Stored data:
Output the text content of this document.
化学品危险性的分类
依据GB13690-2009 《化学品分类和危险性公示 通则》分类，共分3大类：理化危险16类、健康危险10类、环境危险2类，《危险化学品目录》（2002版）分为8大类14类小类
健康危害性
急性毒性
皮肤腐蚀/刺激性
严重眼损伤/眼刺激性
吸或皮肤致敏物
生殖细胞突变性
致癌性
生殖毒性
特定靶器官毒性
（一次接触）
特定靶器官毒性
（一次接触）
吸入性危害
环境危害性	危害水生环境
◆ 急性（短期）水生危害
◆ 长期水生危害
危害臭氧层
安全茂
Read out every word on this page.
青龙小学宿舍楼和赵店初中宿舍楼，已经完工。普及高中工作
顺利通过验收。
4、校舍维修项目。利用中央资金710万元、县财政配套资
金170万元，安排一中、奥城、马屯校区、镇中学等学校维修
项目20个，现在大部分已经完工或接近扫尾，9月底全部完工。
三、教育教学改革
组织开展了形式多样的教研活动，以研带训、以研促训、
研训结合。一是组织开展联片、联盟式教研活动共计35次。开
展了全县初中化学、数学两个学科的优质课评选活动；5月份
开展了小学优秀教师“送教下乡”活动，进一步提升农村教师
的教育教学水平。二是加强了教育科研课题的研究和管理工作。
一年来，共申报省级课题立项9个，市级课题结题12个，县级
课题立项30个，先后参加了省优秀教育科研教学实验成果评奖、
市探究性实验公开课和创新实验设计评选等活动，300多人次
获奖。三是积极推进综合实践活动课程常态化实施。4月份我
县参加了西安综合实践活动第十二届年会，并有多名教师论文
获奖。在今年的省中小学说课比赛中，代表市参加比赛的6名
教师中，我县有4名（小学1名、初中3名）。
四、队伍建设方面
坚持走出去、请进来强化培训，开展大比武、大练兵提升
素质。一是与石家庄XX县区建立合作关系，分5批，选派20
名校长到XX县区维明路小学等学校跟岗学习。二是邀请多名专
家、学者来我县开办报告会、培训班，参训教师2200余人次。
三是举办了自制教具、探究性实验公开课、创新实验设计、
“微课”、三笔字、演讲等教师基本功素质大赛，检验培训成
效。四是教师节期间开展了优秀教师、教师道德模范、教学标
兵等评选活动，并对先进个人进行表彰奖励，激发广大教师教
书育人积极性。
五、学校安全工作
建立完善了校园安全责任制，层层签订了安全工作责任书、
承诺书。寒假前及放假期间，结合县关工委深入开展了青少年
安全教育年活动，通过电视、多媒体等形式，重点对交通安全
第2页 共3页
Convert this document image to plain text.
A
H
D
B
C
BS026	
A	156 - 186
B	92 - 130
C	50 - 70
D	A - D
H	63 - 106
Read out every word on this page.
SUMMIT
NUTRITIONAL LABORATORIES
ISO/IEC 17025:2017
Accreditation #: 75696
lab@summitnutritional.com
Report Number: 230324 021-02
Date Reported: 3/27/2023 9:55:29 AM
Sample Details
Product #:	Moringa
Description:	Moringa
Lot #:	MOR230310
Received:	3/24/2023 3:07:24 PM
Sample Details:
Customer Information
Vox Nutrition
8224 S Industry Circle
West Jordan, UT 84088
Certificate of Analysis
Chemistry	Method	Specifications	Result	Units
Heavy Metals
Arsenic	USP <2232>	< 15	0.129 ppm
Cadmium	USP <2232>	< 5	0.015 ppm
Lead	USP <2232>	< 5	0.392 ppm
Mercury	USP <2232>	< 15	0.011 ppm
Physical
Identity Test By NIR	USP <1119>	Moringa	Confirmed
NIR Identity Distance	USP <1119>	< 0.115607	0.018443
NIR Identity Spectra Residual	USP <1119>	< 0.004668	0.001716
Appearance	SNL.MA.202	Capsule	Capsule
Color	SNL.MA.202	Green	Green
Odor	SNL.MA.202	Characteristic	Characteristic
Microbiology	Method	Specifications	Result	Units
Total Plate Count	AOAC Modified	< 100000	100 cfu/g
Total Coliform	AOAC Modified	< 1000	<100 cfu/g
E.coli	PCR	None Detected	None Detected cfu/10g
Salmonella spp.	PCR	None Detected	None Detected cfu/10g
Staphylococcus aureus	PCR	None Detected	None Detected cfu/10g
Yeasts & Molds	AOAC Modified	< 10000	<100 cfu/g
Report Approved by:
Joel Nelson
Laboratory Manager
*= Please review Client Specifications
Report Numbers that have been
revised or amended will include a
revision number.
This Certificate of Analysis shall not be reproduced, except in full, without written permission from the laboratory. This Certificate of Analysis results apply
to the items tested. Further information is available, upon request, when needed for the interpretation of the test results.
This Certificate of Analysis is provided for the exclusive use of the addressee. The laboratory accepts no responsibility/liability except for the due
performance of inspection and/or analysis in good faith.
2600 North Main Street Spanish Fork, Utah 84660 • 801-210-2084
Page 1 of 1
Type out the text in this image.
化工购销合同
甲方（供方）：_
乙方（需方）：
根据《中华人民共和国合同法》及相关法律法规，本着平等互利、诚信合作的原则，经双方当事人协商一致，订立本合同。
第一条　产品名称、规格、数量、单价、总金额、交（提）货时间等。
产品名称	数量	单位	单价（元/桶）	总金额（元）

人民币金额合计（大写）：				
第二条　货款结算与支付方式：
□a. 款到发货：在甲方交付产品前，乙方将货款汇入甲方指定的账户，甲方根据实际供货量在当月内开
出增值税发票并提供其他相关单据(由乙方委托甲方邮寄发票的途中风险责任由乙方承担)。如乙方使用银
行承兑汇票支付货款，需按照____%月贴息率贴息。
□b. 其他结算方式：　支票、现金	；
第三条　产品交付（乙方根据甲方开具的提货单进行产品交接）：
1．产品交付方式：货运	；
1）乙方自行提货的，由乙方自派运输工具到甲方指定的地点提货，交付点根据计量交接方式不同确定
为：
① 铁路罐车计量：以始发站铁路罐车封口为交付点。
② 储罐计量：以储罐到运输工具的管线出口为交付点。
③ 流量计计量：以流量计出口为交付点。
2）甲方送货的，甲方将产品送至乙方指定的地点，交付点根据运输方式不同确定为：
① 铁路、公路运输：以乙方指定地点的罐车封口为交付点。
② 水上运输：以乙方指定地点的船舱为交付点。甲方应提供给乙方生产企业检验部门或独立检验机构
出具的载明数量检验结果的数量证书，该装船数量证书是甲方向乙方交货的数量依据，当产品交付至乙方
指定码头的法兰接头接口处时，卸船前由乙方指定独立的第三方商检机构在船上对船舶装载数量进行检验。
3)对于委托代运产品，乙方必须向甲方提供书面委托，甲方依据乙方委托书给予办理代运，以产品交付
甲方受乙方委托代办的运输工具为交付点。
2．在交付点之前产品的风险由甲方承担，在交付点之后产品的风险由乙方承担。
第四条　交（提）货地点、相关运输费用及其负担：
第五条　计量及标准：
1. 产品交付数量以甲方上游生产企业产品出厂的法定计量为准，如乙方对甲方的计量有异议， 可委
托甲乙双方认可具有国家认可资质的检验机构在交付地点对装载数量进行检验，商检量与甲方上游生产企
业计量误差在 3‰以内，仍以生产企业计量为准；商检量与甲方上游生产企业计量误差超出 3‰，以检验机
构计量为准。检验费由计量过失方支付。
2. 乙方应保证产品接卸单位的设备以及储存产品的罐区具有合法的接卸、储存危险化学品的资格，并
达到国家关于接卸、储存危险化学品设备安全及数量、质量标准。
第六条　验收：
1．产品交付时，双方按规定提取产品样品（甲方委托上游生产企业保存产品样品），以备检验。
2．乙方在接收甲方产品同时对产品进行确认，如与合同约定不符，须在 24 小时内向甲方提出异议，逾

Requirements
Each line of the material should be echoed exactly.

The result
Output the text content of this document.
化学品危险性的分类
依据GB13690-2009 《化学品分类和危险性公示 通则》分类，共分3大类：理化危险16类、健康危险10类、环境危险2类，《危险化学品目录》（2002版）分为8大类14类小类
健康危害性
急性毒性
皮肤腐蚀/刺激性
严重眼损伤/眼刺激性
吸或皮肤致敏物
生殖细胞突变性
致癌性
生殖毒性
特定靶器官毒性
（一次接触）
特定靶器官毒性
（一次接触）
吸入性危害
环境危害性	危害水生环境
◆ 急性（短期）水生危害
◆ 长期水生危害
危害臭氧层
安全茂
Read out every word on this page.
青龙小学宿舍楼和赵店初中宿舍楼，已经完工。普及高中工作
顺利通过验收。
4、校舍维修项目。利用中央资金710万元、县财政配套资
金170万元，安排一中、奥城、马屯校区、镇中学等学校维修
项目20个，现在大部分已经完工或接近扫尾，9月底全部完工。
三、教育教学改革
组织开展了形式多样的教研活动，以研带训、以研促训、
研训结合。一是组织开展联片、联盟式教研活动共计35次。开
展了全县初中化学、数学两个学科的优质课评选活动；5月份
开展了小学优秀教师“送教下乡”活动，进一步提升农村教师
的教育教学水平。二是加强了教育科研课题的研究和管理工作。
一年来，共申报省级课题立项9个，市级课题结题12个，县级
课题立项30个，先后参加了省优秀教育科研教学实验成果评奖、
市探究性实验公开课和创新实验设计评选等活动，300多人次
获奖。三是积极推进综合实践活动课程常态化实施。4月份我
县参加了西安综合实践活动第十二届年会，并有多名教师论文
获奖。在今年的省中小学说课比赛中，代表市参加比赛的6名
教师中，我县有4名（小学1名、初中3名）。
四、队伍建设方面
坚持走出去、请进来强化培训，开展大比武、大练兵提升
素质。一是与石家庄XX县区建立合作关系，分5批，选派20
名校长到XX县区维明路小学等学校跟岗学习。二是邀请多名专
家、学者来我县开办报告会、培训班，参训教师2200余人次。
三是举办了自制教具、探究性实验公开课、创新实验设计、
“微课”、三笔字、演讲等教师基本功素质大赛，检验培训成
效。四是教师节期间开展了优秀教师、教师道德模范、教学标
兵等评选活动，并对先进个人进行表彰奖励，激发广大教师教
书育人积极性。
五、学校安全工作
建立完善了校园安全责任制，层层签订了安全工作责任书、
承诺书。寒假前及放假期间，结合县关工委深入开展了青少年
安全教育年活动，通过电视、多媒体等形式，重点对交通安全
第2页 共3页
Convert this document image to plain text.
A
H
D
B
C
BS026	
A	156 - 186
B	92 - 130
C	50 - 70
D	A - D
H	63 - 106
Read out every word on this page.
SUMMIT
NUTRITIONAL LABORATORIES
ISO/IEC 17025:2017
Accreditation #: 75696
lab@summitnutritional.com
Report Number: 230324 021-02
Date Reported: 3/27/2023 9:55:29 AM
Sample Details
Product #:	Moringa
Description:	Moringa
Lot #:	MOR230310
Received:	3/24/2023 3:07:24 PM
Sample Details:
Customer Information
Vox Nutrition
8224 S Industry Circle
West Jordan, UT 84088
Certificate of Analysis
Chemistry	Method	Specifications	Result	Units
Heavy Metals
Arsenic	USP <2232>	< 15	0.129 ppm
Cadmium	USP <2232>	< 5	0.015 ppm
Lead	USP <2232>	< 5	0.392 ppm
Mercury	USP <2232>	< 15	0.011 ppm
Physical
Identity Test By NIR	USP <1119>	Moringa	Confirmed
NIR Identity Distance	USP <1119>	< 0.115607	0.018443
NIR Identity Spectra Residual	USP <1119>	< 0.004668	0.001716
Appearance	SNL.MA.202	Capsule	Capsule
Color	SNL.MA.202	Green	Green
Odor	SNL.MA.202	Characteristic	Characteristic
Microbiology	Method	Specifications	Result	Units
Total Plate Count	AOAC Modified	< 100000	100 cfu/g
Total Coliform	AOAC Modified	< 1000	<100 cfu/g
E.coli	PCR	None Detected	None Detected cfu/10g
Salmonella spp.	PCR	None Detected	None Detected cfu/10g
Staphylococcus aureus	PCR	None Detected	None Detected cfu/10g
Yeasts & Molds	AOAC Modified	< 10000	<100 cfu/g
Report Approved by:
Joel Nelson
Laboratory Manager
*= Please review Client Specifications
Report Numbers that have been
revised or amended will include a
revision number.
This Certificate of Analysis shall not be reproduced, except in full, without written permission from the laboratory. This Certificate of Analysis results apply
to the items tested. Further information is available, upon request, when needed for the interpretation of the test results.
This Certificate of Analysis is provided for the exclusive use of the addressee. The laboratory accepts no responsibility/liability except for the due
performance of inspection and/or analysis in good faith.
2600 North Main Street Spanish Fork, Utah 84660 • 801-210-2084
Page 1 of 1
Type out the text in this image.
化工购销合同
甲方（供方）：_
乙方（需方）：
根据《中华人民共和国合同法》及相关法律法规，本着平等互利、诚信合作的原则，经双方当事人协商一致，订立本合同。
第一条　产品名称、规格、数量、单价、总金额、交（提）货时间等。
产品名称	数量	单位	单价（元/桶）	总金额（元）

人民币金额合计（大写）：				
第二条　货款结算与支付方式：
□a. 款到发货：在甲方交付产品前，乙方将货款汇入甲方指定的账户，甲方根据实际供货量在当月内开
出增值税发票并提供其他相关单据(由乙方委托甲方邮寄发票的途中风险责任由乙方承担)。如乙方使用银
行承兑汇票支付货款，需按照____%月贴息率贴息。
□b. 其他结算方式：　支票、现金	；
第三条　产品交付（乙方根据甲方开具的提货单进行产品交接）：
1．产品交付方式：货运	；
1）乙方自行提货的，由乙方自派运输工具到甲方指定的地点提货，交付点根据计量交接方式不同确定
为：
① 铁路罐车计量：以始发站铁路罐车封口为交付点。
② 储罐计量：以储罐到运输工具的管线出口为交付点。
③ 流量计计量：以流量计出口为交付点。
2）甲方送货的，甲方将产品送至乙方指定的地点，交付点根据运输方式不同确定为：
① 铁路、公路运输：以乙方指定地点的罐车封口为交付点。
② 水上运输：以乙方指定地点的船舱为交付点。甲方应提供给乙方生产企业检验部门或独立检验机构
出具的载明数量检验结果的数量证书，该装船数量证书是甲方向乙方交货的数量依据，当产品交付至乙方
指定码头的法兰接头接口处时，卸船前由乙方指定独立的第三方商检机构在船上对船舶装载数量进行检验。
3)对于委托代运产品，乙方必须向甲方提供书面委托，甲方依据乙方委托书给予办理代运，以产品交付
甲方受乙方委托代办的运输工具为交付点。
2．在交付点之前产品的风险由甲方承担，在交付点之后产品的风险由乙方承担。
第四条　交（提）货地点、相关运输费用及其负担：
第五条　计量及标准：
1. 产品交付数量以甲方上游生产企业产品出厂的法定计量为准，如乙方对甲方的计量有异议， 可委
托甲乙双方认可具有国家认可资质的检验机构在交付地点对装载数量进行检验，商检量与甲方上游生产企
业计量误差在 3‰以内，仍以生产企业计量为准；商检量与甲方上游生产企业计量误差超出 3‰，以检验机
构计量为准。检验费由计量过失方支付。
2. 乙方应保证产品接卸单位的设备以及储存产品的罐区具有合法的接卸、储存危险化学品的资格，并
达到国家关于接卸、储存危险化学品设备安全及数量、质量标准。
第六条　验收：
1．产品交付时，双方按规定提取产品样品（甲方委托上游生产企业保存产品样品），以备检验。
2．乙方在接收甲方产品同时对产品进行确认，如与合同约定不符，须在 24 小时内向甲方提出异议，逾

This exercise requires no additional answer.